- _Given exercise_: Produce the listing below again, exactly as shown.

- _Records for this exercise_:
=-=-=-=-=
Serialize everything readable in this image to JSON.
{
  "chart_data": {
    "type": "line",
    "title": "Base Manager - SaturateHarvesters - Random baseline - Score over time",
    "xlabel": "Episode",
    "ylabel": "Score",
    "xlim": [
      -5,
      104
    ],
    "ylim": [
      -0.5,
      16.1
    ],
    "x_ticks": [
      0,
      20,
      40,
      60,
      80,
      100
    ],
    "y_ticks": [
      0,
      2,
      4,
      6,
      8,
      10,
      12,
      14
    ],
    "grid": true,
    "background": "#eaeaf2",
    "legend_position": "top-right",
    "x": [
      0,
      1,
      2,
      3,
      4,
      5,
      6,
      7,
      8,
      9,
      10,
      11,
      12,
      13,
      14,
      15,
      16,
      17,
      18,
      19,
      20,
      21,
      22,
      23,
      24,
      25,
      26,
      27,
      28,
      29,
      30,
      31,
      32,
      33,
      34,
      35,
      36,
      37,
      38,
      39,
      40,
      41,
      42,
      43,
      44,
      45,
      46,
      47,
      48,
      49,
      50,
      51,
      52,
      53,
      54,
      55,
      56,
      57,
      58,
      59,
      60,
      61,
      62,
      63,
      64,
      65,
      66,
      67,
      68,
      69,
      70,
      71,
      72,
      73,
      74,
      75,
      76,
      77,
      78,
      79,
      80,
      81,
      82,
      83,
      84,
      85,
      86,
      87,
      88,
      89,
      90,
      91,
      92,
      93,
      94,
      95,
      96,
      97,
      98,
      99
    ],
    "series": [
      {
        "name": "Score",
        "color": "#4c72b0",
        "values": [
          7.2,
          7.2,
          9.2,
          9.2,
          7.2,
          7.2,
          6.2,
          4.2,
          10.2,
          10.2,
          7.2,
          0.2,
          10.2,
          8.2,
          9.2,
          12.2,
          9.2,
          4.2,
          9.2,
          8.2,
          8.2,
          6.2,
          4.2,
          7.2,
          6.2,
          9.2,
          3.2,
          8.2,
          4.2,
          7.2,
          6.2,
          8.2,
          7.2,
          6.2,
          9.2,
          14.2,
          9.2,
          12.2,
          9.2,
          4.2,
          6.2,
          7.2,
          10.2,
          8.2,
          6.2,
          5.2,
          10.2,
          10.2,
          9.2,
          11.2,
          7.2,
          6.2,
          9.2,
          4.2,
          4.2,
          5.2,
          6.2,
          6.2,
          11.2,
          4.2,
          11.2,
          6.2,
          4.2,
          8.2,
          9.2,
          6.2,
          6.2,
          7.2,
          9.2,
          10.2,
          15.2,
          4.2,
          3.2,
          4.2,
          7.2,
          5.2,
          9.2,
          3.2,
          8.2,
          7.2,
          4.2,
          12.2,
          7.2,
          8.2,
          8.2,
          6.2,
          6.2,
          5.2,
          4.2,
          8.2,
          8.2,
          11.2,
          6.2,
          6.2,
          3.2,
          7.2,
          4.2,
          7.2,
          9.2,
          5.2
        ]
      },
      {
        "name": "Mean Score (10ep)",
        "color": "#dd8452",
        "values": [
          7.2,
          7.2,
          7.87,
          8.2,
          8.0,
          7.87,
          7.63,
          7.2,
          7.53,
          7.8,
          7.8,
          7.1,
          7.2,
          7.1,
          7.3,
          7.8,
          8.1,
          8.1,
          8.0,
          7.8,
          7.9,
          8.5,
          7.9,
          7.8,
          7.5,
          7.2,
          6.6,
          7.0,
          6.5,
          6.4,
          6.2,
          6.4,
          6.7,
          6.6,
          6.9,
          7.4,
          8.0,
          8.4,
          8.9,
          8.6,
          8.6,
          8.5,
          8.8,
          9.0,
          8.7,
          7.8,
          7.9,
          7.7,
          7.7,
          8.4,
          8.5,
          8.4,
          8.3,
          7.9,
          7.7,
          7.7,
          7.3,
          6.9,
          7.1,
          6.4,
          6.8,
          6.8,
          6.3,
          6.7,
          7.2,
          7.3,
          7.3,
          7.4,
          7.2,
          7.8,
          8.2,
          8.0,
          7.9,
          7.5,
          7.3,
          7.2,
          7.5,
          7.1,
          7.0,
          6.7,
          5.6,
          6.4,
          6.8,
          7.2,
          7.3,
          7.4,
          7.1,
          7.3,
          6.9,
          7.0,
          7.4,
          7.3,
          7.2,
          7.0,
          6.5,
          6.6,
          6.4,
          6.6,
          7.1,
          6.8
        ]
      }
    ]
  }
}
=-=-=-=-=
- _Exercise answer_:
Serialize everything readable in this image to JSON.
{
  "chart_data": {
    "type": "line",
    "title": "Base Manager - SaturateHarvesters - Random baseline - Score over time",
    "xlabel": "Episode",
    "ylabel": "Score",
    "xlim": [
      -5,
      104
    ],
    "ylim": [
      -0.5,
      16.1
    ],
    "x_ticks": [
      0,
      20,
      40,
      60,
      80,
      100
    ],
    "y_ticks": [
      0,
      2,
      4,
      6,
      8,
      10,
      12,
      14
    ],
    "grid": true,
    "background": "#eaeaf2",
    "legend_position": "top-right",
    "x": [
      0,
      1,
      2,
      3,
      4,
      5,
      6,
      7,
      8,
      9,
      10,
      11,
      12,
      13,
      14,
      15,
      16,
      17,
      18,
      19,
      20,
      21,
      22,
      23,
      24,
      25,
      26,
      27,
      28,
      29,
      30,
      31,
      32,
      33,
      34,
      35,
      36,
      37,
      38,
      39,
      40,
      41,
      42,
      43,
      44,
      45,
      46,
      47,
      48,
      49,
      50,
      51,
      52,
      53,
      54,
      55,
      56,
      57,
      58,
      59,
      60,
      61,
      62,
      63,
      64,
      65,
      66,
      67,
      68,
      69,
      70,
      71,
      72,
      73,
      74,
      75,
      76,
      77,
      78,
      79,
      80,
      81,
      82,
      83,
      84,
      85,
      86,
      87,
      88,
      89,
      90,
      91,
      92,
      93,
      94,
      95,
      96,
      97,
      98,
      99
    ],
    "series": [
      {
        "name": "Score",
        "color": "#4c72b0",
        "values": [
          7.2,
          7.2,
          9.2,
          9.2,
          7.2,
          7.2,
          6.2,
          4.2,
          10.2,
          10.2,
          7.2,
          0.2,
          10.2,
          8.2,
          9.2,
          12.2,
          9.2,
          4.2,
          9.2,
          8.2,
          8.2,
          6.2,
          4.2,
          7.2,
          6.2,
          9.2,
          3.2,
          8.2,
          4.2,
          7.2,
          6.2,
          8.2,
          7.2,
          6.2,
          9.2,
          14.2,
          9.2,
          12.2,
          9.2,
          4.2,
          6.2,
          7.2,
          10.2,
          8.2,
          6.2,
          5.2,
          10.2,
          10.2,
          9.2,
          11.2,
          7.2,
          6.2,
          9.2,
          4.2,
          4.2,
          5.2,
          6.2,
          6.2,
          11.2,
          4.2,
          11.2,
          6.2,
          4.2,
          8.2,
          9.2,
          6.2,
          6.2,
          7.2,
          9.2,
          10.2,
          15.2,
          4.2,
          3.2,
          4.2,
          7.2,
          5.2,
          9.2,
          3.2,
          8.2,
          7.2,
          4.2,
          12.2,
          7.2,
          8.2,
          8.2,
          6.2,
          6.2,
          5.2,
          4.2,
          8.2,
          8.2,
          11.2,
          6.2,
          6.2,
          3.2,
          7.2,
          4.2,
          7.2,
          9.2,
          5.2
        ]
      },
      {
        "name": "Mean Score (10ep)",
        "color": "#dd8452",
        "values": [
          7.2,
          7.2,
          7.87,
          8.2,
          8.0,
          7.87,
          7.63,
          7.2,
          7.53,
          7.8,
          7.8,
          7.1,
          7.2,
          7.1,
          7.3,
          7.8,
          8.1,
          8.1,
          8.0,
          7.8,
          7.9,
          8.5,
          7.9,
          7.8,
          7.5,
          7.2,
          6.6,
          7.0,
          6.5,
          6.4,
          6.2,
          6.4,
          6.7,
          6.6,
          6.9,
          7.4,
          8.0,
          8.4,
          8.9,
          8.6,
          8.6,
          8.5,
          8.8,
          9.0,
          8.7,
          7.8,
          7.9,
          7.7,
          7.7,
          8.4,
          8.5,
          8.4,
          8.3,
          7.9,
          7.7,
          7.7,
          7.3,
          6.9,
          7.1,
          6.4,
          6.8,
          6.8,
          6.3,
          6.7,
          7.2,
          7.3,
          7.3,
          7.4,
          7.2,
          7.8,
          8.2,
          8.0,
          7.9,
          7.5,
          7.3,
          7.2,
          7.5,
          7.1,
          7.0,
          6.7,
          5.6,
          6.4,
          6.8,
          7.2,
          7.3,
          7.4,
          7.1,
          7.3,
          6.9,
          7.0,
          7.4,
          7.3,
          7.2,
          7.0,
          6.5,
          6.6,
          6.4,
          6.6,
          7.1,
          6.8
        ]
      }
    ]
  }
}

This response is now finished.